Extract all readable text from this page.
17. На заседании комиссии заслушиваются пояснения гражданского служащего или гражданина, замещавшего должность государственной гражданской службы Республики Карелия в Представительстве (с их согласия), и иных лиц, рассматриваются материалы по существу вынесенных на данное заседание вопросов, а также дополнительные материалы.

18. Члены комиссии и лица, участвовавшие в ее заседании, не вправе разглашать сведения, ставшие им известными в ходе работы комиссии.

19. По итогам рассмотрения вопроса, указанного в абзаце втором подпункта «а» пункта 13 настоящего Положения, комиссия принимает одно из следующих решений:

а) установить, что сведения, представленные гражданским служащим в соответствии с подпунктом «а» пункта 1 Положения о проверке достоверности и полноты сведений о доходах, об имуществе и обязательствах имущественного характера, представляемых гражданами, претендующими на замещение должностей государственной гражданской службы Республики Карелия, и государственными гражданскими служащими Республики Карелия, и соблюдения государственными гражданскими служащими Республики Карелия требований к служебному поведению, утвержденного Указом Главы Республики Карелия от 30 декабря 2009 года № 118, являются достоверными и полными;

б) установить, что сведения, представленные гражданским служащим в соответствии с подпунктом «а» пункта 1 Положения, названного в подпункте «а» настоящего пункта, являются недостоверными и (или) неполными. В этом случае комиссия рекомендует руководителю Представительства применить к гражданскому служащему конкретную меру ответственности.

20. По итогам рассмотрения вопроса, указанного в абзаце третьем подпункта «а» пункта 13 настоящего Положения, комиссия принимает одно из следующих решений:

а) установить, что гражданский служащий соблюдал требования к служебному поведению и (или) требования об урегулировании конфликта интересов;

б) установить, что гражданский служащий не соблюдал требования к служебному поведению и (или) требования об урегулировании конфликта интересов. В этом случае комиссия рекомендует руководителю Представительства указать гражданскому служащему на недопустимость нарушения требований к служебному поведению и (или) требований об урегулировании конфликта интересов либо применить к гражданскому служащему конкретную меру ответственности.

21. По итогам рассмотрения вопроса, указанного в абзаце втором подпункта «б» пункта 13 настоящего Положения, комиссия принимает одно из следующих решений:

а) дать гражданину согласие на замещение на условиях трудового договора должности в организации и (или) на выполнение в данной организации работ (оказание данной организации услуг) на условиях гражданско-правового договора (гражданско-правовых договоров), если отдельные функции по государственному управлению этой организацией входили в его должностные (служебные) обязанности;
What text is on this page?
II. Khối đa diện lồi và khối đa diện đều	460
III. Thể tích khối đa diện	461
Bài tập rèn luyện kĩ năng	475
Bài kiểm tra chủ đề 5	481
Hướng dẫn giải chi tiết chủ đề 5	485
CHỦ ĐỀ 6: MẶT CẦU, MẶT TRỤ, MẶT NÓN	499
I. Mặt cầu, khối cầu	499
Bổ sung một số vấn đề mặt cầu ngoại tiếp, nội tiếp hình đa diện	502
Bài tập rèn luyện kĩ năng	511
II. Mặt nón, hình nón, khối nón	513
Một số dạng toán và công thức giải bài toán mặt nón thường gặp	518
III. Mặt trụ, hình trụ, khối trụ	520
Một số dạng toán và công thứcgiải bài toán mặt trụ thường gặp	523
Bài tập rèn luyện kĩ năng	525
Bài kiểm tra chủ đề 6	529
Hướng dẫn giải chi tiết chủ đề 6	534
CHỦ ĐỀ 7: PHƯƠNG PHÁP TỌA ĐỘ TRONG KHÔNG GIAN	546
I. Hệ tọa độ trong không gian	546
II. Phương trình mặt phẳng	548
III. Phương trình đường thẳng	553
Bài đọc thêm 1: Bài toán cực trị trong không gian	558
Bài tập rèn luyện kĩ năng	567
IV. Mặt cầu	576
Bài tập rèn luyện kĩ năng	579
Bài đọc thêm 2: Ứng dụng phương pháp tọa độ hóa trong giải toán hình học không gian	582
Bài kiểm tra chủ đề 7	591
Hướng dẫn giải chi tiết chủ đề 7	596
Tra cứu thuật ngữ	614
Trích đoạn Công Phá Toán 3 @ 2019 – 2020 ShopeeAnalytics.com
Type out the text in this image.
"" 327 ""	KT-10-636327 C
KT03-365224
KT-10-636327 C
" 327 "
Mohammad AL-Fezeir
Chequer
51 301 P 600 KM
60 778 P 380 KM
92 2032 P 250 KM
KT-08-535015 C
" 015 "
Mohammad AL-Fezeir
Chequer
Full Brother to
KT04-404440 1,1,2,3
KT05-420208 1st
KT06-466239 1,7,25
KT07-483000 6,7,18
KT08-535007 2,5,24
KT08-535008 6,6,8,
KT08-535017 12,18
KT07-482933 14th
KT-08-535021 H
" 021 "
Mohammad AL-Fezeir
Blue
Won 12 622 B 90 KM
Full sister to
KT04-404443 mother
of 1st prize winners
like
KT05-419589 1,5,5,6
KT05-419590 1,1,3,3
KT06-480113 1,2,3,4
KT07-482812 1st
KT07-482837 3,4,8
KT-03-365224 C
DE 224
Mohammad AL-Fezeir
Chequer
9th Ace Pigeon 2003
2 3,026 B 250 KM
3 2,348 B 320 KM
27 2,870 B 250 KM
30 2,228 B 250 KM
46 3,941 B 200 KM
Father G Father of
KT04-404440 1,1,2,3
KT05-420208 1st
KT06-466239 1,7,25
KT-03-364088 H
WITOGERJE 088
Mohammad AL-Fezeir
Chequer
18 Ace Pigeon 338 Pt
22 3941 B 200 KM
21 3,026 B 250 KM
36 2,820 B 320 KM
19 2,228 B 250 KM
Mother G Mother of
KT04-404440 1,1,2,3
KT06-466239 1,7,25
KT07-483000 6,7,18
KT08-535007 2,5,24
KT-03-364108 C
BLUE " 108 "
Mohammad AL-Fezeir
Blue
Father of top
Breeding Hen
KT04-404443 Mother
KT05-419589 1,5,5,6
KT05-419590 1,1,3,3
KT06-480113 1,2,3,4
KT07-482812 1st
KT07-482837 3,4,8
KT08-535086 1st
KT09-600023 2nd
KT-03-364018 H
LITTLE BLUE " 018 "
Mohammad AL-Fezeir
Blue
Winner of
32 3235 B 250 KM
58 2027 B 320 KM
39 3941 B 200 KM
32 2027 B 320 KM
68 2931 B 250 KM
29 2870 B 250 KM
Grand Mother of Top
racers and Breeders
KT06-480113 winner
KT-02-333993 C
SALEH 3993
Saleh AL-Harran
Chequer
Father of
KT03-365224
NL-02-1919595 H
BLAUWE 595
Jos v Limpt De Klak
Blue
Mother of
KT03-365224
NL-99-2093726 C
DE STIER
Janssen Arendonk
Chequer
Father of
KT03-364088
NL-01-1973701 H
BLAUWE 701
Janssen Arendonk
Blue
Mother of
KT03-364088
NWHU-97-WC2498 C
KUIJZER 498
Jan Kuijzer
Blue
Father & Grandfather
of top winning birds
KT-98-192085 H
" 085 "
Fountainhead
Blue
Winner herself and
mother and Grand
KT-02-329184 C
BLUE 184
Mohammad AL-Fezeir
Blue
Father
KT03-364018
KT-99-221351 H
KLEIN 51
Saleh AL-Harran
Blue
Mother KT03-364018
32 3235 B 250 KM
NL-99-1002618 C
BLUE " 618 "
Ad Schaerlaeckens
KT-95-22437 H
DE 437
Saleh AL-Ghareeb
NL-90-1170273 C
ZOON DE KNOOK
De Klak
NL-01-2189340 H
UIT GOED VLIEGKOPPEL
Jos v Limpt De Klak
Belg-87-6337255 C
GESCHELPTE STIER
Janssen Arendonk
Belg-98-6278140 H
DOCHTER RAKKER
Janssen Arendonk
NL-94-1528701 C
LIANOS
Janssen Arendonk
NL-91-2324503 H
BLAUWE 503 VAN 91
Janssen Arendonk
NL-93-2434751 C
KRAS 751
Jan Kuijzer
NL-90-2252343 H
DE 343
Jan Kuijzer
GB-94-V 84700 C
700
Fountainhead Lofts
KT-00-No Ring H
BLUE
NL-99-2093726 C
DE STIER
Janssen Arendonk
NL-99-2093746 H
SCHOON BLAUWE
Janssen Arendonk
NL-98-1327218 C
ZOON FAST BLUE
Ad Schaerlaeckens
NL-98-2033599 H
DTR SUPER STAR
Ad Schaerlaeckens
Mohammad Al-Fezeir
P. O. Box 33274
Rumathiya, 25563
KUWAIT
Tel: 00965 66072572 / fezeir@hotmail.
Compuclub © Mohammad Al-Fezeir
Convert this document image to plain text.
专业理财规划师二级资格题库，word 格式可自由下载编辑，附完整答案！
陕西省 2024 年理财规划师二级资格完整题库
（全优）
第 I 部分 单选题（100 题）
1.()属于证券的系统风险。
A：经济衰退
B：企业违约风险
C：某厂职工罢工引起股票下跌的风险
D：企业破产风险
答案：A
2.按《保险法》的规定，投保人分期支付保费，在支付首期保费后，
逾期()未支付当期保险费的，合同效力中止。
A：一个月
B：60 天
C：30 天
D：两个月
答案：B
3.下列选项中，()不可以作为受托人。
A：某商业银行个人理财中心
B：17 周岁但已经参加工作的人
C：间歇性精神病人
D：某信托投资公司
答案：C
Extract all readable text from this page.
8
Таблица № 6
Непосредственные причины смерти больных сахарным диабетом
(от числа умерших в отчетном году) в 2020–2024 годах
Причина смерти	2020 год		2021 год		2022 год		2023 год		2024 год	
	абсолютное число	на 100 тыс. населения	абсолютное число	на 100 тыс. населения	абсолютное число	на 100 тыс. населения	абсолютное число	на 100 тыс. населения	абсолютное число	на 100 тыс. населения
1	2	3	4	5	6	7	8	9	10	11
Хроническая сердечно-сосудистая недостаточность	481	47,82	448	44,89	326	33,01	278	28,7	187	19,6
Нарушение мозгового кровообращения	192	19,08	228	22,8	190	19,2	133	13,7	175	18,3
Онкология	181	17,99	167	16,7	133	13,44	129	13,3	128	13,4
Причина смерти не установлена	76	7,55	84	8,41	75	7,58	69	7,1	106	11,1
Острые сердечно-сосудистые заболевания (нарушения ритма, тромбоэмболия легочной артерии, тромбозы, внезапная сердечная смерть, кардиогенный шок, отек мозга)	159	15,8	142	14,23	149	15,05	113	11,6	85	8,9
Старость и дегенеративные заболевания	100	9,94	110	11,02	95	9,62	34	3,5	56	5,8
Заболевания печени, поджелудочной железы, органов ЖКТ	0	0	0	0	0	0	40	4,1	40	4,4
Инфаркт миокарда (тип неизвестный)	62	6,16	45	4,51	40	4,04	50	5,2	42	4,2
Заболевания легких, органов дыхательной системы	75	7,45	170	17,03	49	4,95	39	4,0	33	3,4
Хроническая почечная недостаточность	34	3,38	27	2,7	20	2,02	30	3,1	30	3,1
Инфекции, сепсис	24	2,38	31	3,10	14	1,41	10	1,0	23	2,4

OBJECTIVE
Search the listing for the word "ответственности" and return each line that holds it.

ANSWER IN FULL
б) установить, что сведения, представленные гражданским служащим в соответствии с подпунктом «а» пункта 1 Положения, названного в подпункте «а» настоящего пункта, являются недостоверными и (или) неполными. В этом случае комиссия рекомендует руководителю Представительства применить к гражданскому служащему конкретную меру ответственности.
б) установить, что гражданский служащий не соблюдал требования к служебному поведению и (или) требования об урегулировании конфликта интересов. В этом случае комиссия рекомендует руководителю Представительства указать гражданскому служащему на недопустимость нарушения требований к служебному поведению и (или) требований об урегулировании конфликта интересов либо применить к гражданскому служащему конкретную меру ответственности.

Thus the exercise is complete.